▸ **Your objective**
Below is a block of data; give all of it again word for word.

─── Data for this task ───

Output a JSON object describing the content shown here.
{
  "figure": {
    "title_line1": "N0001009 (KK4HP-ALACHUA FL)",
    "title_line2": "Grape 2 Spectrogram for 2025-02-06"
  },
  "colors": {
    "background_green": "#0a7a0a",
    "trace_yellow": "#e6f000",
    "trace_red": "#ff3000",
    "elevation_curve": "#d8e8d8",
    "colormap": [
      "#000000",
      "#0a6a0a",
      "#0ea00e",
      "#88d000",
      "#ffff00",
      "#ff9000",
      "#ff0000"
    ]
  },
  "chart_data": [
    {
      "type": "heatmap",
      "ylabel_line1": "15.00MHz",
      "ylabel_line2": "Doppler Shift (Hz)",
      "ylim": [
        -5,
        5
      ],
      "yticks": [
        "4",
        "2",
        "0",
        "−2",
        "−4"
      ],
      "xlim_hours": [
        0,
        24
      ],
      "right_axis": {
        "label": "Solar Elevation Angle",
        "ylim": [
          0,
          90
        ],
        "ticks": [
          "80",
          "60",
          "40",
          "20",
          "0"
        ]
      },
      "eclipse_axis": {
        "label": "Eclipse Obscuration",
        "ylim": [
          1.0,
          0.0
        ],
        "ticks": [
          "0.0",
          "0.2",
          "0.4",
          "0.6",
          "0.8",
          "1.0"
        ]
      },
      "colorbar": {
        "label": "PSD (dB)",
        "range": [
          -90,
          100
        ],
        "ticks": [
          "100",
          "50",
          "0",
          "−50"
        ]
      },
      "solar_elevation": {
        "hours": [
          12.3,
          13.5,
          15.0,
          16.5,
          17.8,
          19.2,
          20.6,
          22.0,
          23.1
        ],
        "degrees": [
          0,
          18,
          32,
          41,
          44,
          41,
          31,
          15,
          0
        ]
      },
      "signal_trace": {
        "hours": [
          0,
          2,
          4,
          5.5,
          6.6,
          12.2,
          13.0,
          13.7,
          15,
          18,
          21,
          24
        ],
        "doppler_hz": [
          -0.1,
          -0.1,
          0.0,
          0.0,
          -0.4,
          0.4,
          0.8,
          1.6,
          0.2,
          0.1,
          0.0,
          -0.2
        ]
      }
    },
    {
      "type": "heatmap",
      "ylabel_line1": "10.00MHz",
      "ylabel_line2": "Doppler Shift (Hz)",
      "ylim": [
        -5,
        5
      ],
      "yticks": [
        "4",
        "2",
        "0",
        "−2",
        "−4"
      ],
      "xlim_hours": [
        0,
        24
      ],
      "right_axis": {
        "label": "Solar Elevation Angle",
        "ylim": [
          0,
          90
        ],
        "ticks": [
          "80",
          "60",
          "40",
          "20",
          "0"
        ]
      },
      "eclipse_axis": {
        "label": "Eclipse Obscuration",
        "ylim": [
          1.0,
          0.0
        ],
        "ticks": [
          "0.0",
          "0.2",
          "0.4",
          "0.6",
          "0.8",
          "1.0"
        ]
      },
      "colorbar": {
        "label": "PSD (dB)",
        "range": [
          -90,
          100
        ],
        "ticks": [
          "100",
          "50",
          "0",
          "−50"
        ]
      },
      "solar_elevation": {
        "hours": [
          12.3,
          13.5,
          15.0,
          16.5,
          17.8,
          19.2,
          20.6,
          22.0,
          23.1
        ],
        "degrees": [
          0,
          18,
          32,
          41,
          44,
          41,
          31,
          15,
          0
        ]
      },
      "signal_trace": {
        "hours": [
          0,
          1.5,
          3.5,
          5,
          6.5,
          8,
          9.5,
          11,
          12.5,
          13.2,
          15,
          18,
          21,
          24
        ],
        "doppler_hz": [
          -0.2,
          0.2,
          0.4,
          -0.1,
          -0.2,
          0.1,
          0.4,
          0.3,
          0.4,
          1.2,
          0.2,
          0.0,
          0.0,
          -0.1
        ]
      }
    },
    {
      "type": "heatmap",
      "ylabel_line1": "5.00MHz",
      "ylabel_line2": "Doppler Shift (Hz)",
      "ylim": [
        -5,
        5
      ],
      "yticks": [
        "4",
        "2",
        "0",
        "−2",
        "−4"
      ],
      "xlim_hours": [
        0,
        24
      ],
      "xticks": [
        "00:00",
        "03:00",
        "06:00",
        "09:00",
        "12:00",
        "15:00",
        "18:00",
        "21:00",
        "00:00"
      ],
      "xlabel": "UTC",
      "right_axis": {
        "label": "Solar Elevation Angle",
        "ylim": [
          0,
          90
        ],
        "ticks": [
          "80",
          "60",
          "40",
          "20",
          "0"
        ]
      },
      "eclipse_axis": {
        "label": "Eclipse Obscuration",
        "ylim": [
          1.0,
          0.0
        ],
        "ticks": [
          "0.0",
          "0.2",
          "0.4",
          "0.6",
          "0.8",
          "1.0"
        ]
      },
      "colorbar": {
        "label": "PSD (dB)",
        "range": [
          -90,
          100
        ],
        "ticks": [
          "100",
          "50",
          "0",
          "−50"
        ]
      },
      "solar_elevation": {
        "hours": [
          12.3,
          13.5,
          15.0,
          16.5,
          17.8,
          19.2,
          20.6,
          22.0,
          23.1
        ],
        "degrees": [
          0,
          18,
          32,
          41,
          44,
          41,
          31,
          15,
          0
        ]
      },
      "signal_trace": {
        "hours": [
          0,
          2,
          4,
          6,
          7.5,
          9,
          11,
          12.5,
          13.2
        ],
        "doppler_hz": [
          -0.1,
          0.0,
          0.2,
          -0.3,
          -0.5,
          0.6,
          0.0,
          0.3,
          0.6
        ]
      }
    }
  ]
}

───

▸ **Solution for this task**
Output a JSON object describing the content shown here.
{
  "figure": {
    "title_line1": "N0001009 (KK4HP-ALACHUA FL)",
    "title_line2": "Grape 2 Spectrogram for 2025-02-06"
  },
  "colors": {
    "background_green": "#0a7a0a",
    "trace_yellow": "#e6f000",
    "trace_red": "#ff3000",
    "elevation_curve": "#d8e8d8",
    "colormap": [
      "#000000",
      "#0a6a0a",
      "#0ea00e",
      "#88d000",
      "#ffff00",
      "#ff9000",
      "#ff0000"
    ]
  },
  "chart_data": [
    {
      "type": "heatmap",
      "ylabel_line1": "15.00MHz",
      "ylabel_line2": "Doppler Shift (Hz)",
      "ylim": [
        -5,
        5
      ],
      "yticks": [
        "4",
        "2",
        "0",
        "−2",
        "−4"
      ],
      "xlim_hours": [
        0,
        24
      ],
      "right_axis": {
        "label": "Solar Elevation Angle",
        "ylim": [
          0,
          90
        ],
        "ticks": [
          "80",
          "60",
          "40",
          "20",
          "0"
        ]
      },
      "eclipse_axis": {
        "label": "Eclipse Obscuration",
        "ylim": [
          1.0,
          0.0
        ],
        "ticks": [
          "0.0",
          "0.2",
          "0.4",
          "0.6",
          "0.8",
          "1.0"
        ]
      },
      "colorbar": {
        "label": "PSD (dB)",
        "range": [
          -90,
          100
        ],
        "ticks": [
          "100",
          "50",
          "0",
          "−50"
        ]
      },
      "solar_elevation": {
        "hours": [
          12.3,
          13.5,
          15.0,
          16.5,
          17.8,
          19.2,
          20.6,
          22.0,
          23.1
        ],
        "degrees": [
          0,
          18,
          32,
          41,
          44,
          41,
          31,
          15,
          0
        ]
      },
      "signal_trace": {
        "hours": [
          0,
          2,
          4,
          5.5,
          6.6,
          12.2,
          13.0,
          13.7,
          15,
          18,
          21,
          24
        ],
        "doppler_hz": [
          -0.1,
          -0.1,
          0.0,
          0.0,
          -0.4,
          0.4,
          0.8,
          1.6,
          0.2,
          0.1,
          0.0,
          -0.2
        ]
      }
    },
    {
      "type": "heatmap",
      "ylabel_line1": "10.00MHz",
      "ylabel_line2": "Doppler Shift (Hz)",
      "ylim": [
        -5,
        5
      ],
      "yticks": [
        "4",
        "2",
        "0",
        "−2",
        "−4"
      ],
      "xlim_hours": [
        0,
        24
      ],
      "right_axis": {
        "label": "Solar Elevation Angle",
        "ylim": [
          0,
          90
        ],
        "ticks": [
          "80",
          "60",
          "40",
          "20",
          "0"
        ]
      },
      "eclipse_axis": {
        "label": "Eclipse Obscuration",
        "ylim": [
          1.0,
          0.0
        ],
        "ticks": [
          "0.0",
          "0.2",
          "0.4",
          "0.6",
          "0.8",
          "1.0"
        ]
      },
      "colorbar": {
        "label": "PSD (dB)",
        "range": [
          -90,
          100
        ],
        "ticks": [
          "100",
          "50",
          "0",
          "−50"
        ]
      },
      "solar_elevation": {
        "hours": [
          12.3,
          13.5,
          15.0,
          16.5,
          17.8,
          19.2,
          20.6,
          22.0,
          23.1
        ],
        "degrees": [
          0,
          18,
          32,
          41,
          44,
          41,
          31,
          15,
          0
        ]
      },
      "signal_trace": {
        "hours": [
          0,
          1.5,
          3.5,
          5,
          6.5,
          8,
          9.5,
          11,
          12.5,
          13.2,
          15,
          18,
          21,
          24
        ],
        "doppler_hz": [
          -0.2,
          0.2,
          0.4,
          -0.1,
          -0.2,
          0.1,
          0.4,
          0.3,
          0.4,
          1.2,
          0.2,
          0.0,
          0.0,
          -0.1
        ]
      }
    },
    {
      "type": "heatmap",
      "ylabel_line1": "5.00MHz",
      "ylabel_line2": "Doppler Shift (Hz)",
      "ylim": [
        -5,
        5
      ],
      "yticks": [
        "4",
        "2",
        "0",
        "−2",
        "−4"
      ],
      "xlim_hours": [
        0,
        24
      ],
      "xticks": [
        "00:00",
        "03:00",
        "06:00",
        "09:00",
        "12:00",
        "15:00",
        "18:00",
        "21:00",
        "00:00"
      ],
      "xlabel": "UTC",
      "right_axis": {
        "label": "Solar Elevation Angle",
        "ylim": [
          0,
          90
        ],
        "ticks": [
          "80",
          "60",
          "40",
          "20",
          "0"
        ]
      },
      "eclipse_axis": {
        "label": "Eclipse Obscuration",
        "ylim": [
          1.0,
          0.0
        ],
        "ticks": [
          "0.0",
          "0.2",
          "0.4",
          "0.6",
          "0.8",
          "1.0"
        ]
      },
      "colorbar": {
        "label": "PSD (dB)",
        "range": [
          -90,
          100
        ],
        "ticks": [
          "100",
          "50",
          "0",
          "−50"
        ]
      },
      "solar_elevation": {
        "hours": [
          12.3,
          13.5,
          15.0,
          16.5,
          17.8,
          19.2,
          20.6,
          22.0,
          23.1
        ],
        "degrees": [
          0,
          18,
          32,
          41,
          44,
          41,
          31,
          15,
          0
        ]
      },
      "signal_trace": {
        "hours": [
          0,
          2,
          4,
          6,
          7.5,
          9,
          11,
          12.5,
          13.2
        ],
        "doppler_hz": [
          -0.1,
          0.0,
          0.2,
          -0.3,
          -0.5,
          0.6,
          0.0,
          0.3,
          0.6
        ]
      }
    }
  ]
}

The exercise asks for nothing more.